------ Exercise data
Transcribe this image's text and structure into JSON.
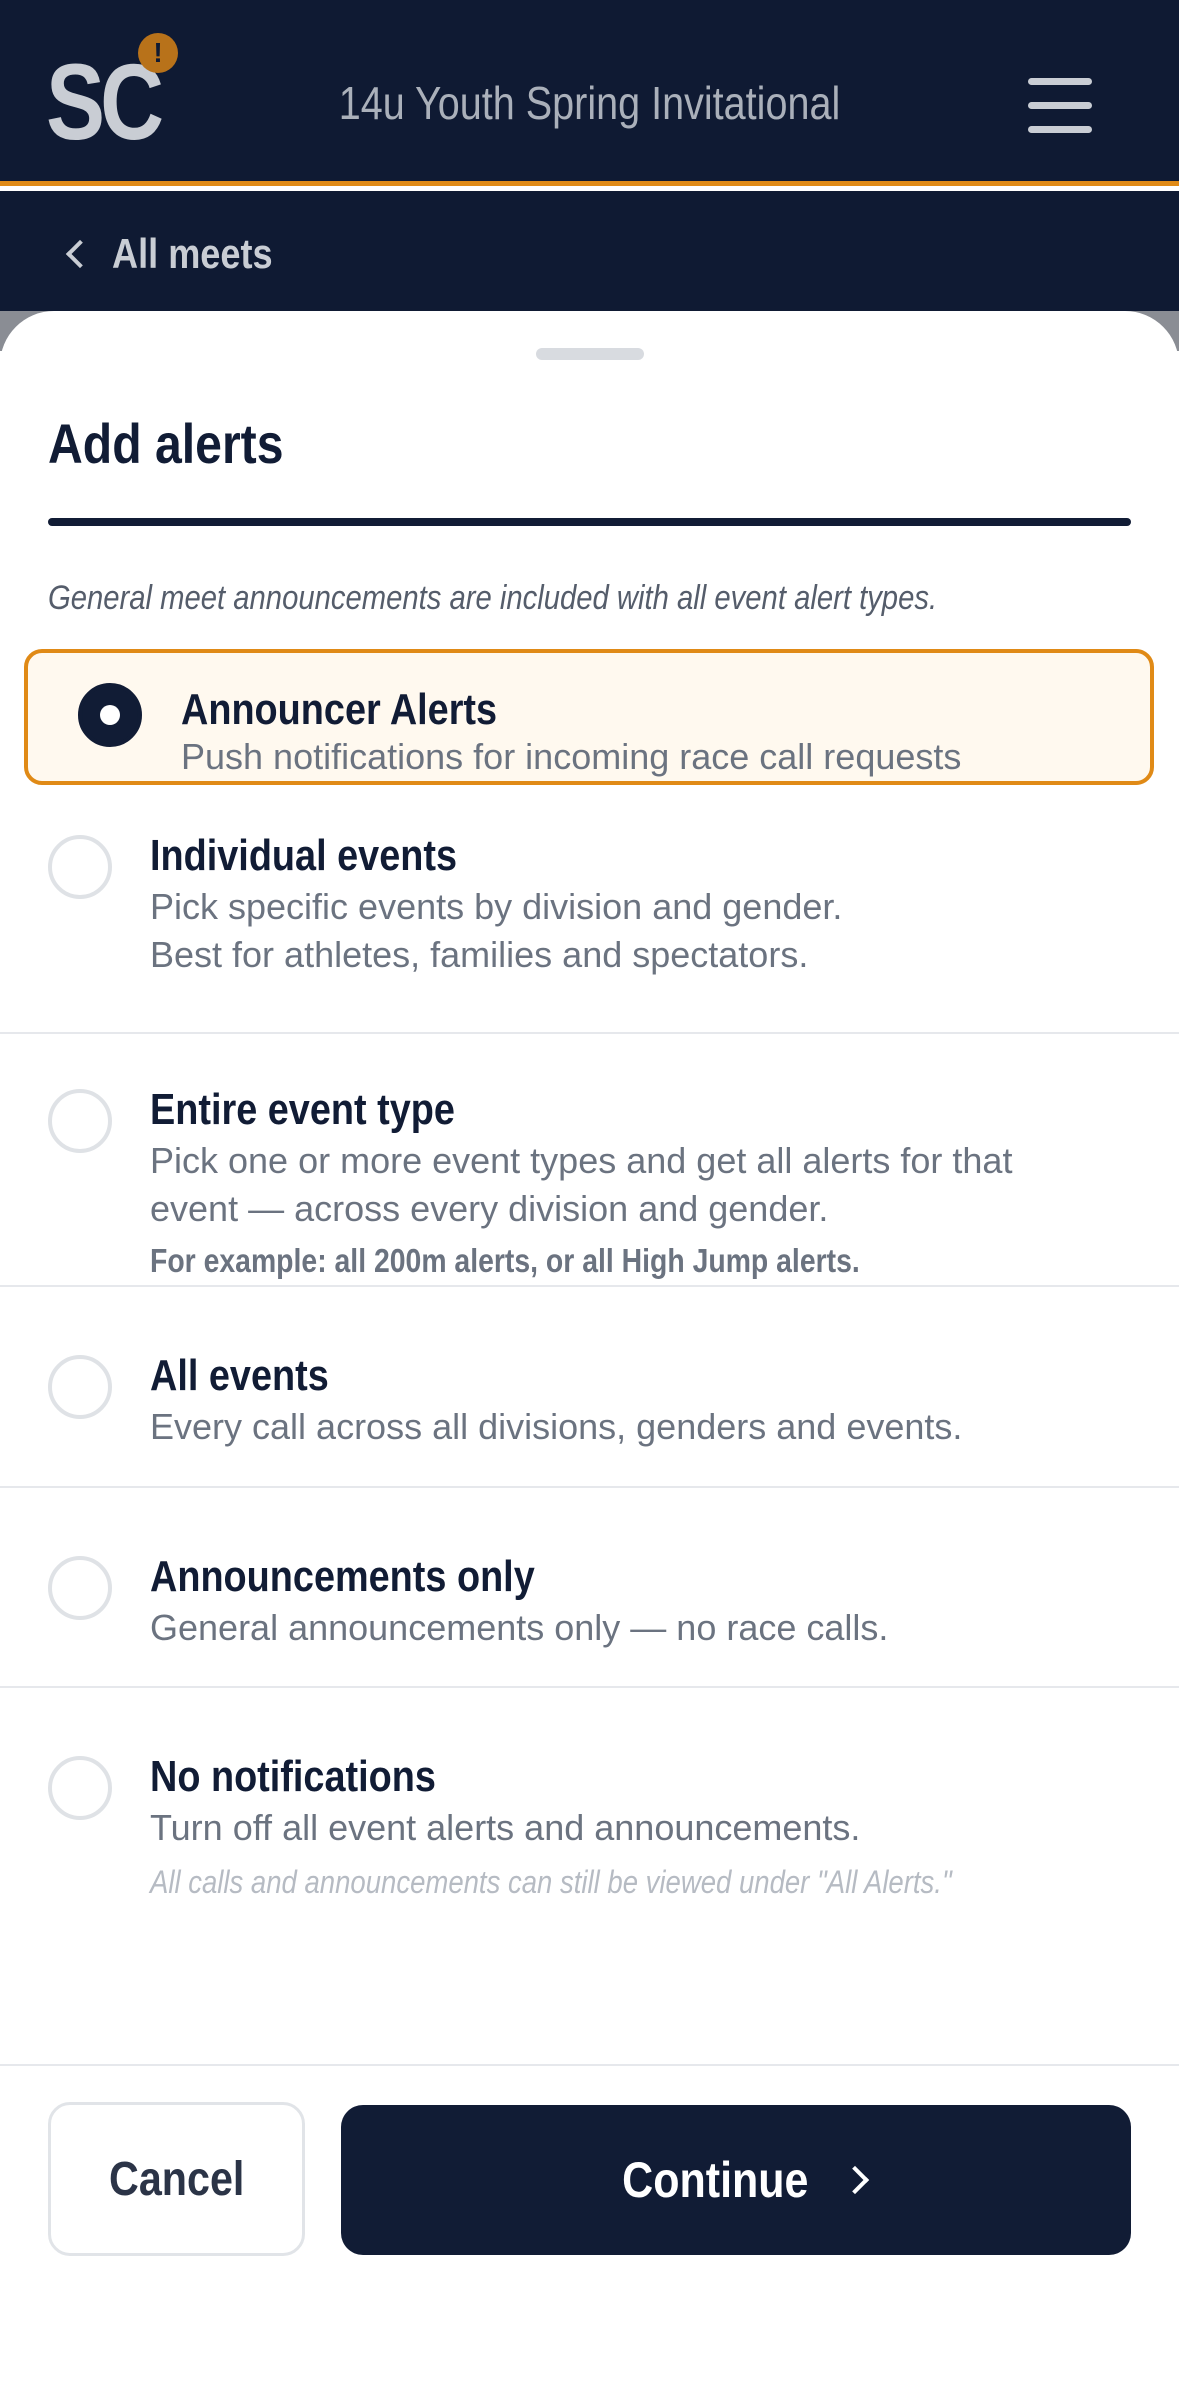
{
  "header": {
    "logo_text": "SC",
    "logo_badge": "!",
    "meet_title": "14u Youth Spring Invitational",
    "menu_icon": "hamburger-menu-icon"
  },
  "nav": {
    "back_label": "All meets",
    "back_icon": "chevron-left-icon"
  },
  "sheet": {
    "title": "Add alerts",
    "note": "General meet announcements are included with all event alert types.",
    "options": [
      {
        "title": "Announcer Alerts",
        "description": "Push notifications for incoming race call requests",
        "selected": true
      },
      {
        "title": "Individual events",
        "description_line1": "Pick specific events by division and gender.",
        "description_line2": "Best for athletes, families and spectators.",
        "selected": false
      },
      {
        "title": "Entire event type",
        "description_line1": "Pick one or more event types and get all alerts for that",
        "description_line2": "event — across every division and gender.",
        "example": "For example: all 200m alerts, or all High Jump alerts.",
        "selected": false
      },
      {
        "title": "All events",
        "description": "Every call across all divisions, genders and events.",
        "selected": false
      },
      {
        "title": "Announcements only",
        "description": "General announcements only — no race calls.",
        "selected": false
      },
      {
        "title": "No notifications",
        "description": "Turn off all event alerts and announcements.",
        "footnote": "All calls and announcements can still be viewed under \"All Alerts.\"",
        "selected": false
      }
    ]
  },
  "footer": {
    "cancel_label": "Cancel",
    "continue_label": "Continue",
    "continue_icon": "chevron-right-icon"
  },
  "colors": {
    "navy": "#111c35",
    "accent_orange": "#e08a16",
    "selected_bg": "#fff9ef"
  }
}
------------
* _Problem to solve_
Quote the entries in full. Any image among them is to be omitted from the copy.

* _Solution_
Transcribe this image's text and structure into JSON.
{
  "header": {
    "logo_text": "SC",
    "logo_badge": "!",
    "meet_title": "14u Youth Spring Invitational",
    "menu_icon": "hamburger-menu-icon"
  },
  "nav": {
    "back_label": "All meets",
    "back_icon": "chevron-left-icon"
  },
  "sheet": {
    "title": "Add alerts",
    "note": "General meet announcements are included with all event alert types.",
    "options": [
      {
        "title": "Announcer Alerts",
        "description": "Push notifications for incoming race call requests",
        "selected": true
      },
      {
        "title": "Individual events",
        "description_line1": "Pick specific events by division and gender.",
        "description_line2": "Best for athletes, families and spectators.",
        "selected": false
      },
      {
        "title": "Entire event type",
        "description_line1": "Pick one or more event types and get all alerts for that",
        "description_line2": "event — across every division and gender.",
        "example": "For example: all 200m alerts, or all High Jump alerts.",
        "selected": false
      },
      {
        "title": "All events",
        "description": "Every call across all divisions, genders and events.",
        "selected": false
      },
      {
        "title": "Announcements only",
        "description": "General announcements only — no race calls.",
        "selected": false
      },
      {
        "title": "No notifications",
        "description": "Turn off all event alerts and announcements.",
        "footnote": "All calls and announcements can still be viewed under \"All Alerts.\"",
        "selected": false
      }
    ]
  },
  "footer": {
    "cancel_label": "Cancel",
    "continue_label": "Continue",
    "continue_icon": "chevron-right-icon"
  },
  "colors": {
    "navy": "#111c35",
    "accent_orange": "#e08a16",
    "selected_bg": "#fff9ef"
  }
}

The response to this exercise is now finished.